■ TASK:
Transcribe every line exactly and omit anything that is a picture.

■ DATASET RECORDS:
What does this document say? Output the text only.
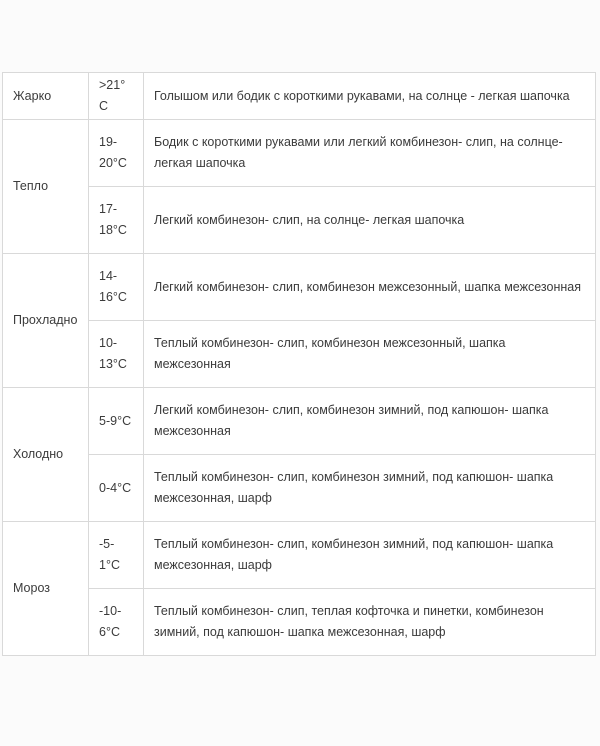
Жарко	>21°C	Голышом или бодик с короткими рукавами, на солнце - легкая шапочка
Тепло	19-20°C	Бодик с короткими рукавами или легкий комбинезон- слип, на солнце- легкая шапочка
	17-18°C	Легкий комбинезон- слип, на солнце- легкая шапочка
Прохладно	14-16°C	Легкий комбинезон- слип, комбинезон межсезонный, шапка межсезонная
	10-13°C	Теплый комбинезон- слип, комбинезон межсезонный, шапка межсезонная
Холодно	5-9°C	Легкий комбинезон- слип, комбинезон зимний, под капюшон- шапка межсезонная
	0-4°C	Теплый комбинезон- слип, комбинезон зимний, под капюшон- шапка межсезонная, шарф
Мороз	-5-1°C	Теплый комбинезон- слип, комбинезон зимний, под капюшон- шапка межсезонная, шарф
	-10-6°C	Теплый комбинезон- слип, теплая кофточка и пинетки, комбинезон зимний, под капюшон- шапка межсезонная, шарф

■ ANSWER TO THE TASK:
What does this document say? Output the text only.
Жарко	>21°C	Голышом или бодик с короткими рукавами, на солнце - легкая шапочка
Тепло	19-20°C	Бодик с короткими рукавами или легкий комбинезон- слип, на солнце- легкая шапочка
	17-18°C	Легкий комбинезон- слип, на солнце- легкая шапочка
Прохладно	14-16°C	Легкий комбинезон- слип, комбинезон межсезонный, шапка межсезонная
	10-13°C	Теплый комбинезон- слип, комбинезон межсезонный, шапка межсезонная
Холодно	5-9°C	Легкий комбинезон- слип, комбинезон зимний, под капюшон- шапка межсезонная
	0-4°C	Теплый комбинезон- слип, комбинезон зимний, под капюшон- шапка межсезонная, шарф
Мороз	-5-1°C	Теплый комбинезон- слип, комбинезон зимний, под капюшон- шапка межсезонная, шарф
	-10-6°C	Теплый комбинезон- слип, теплая кофточка и пинетки, комбинезон зимний, под капюшон- шапка межсезонная, шарф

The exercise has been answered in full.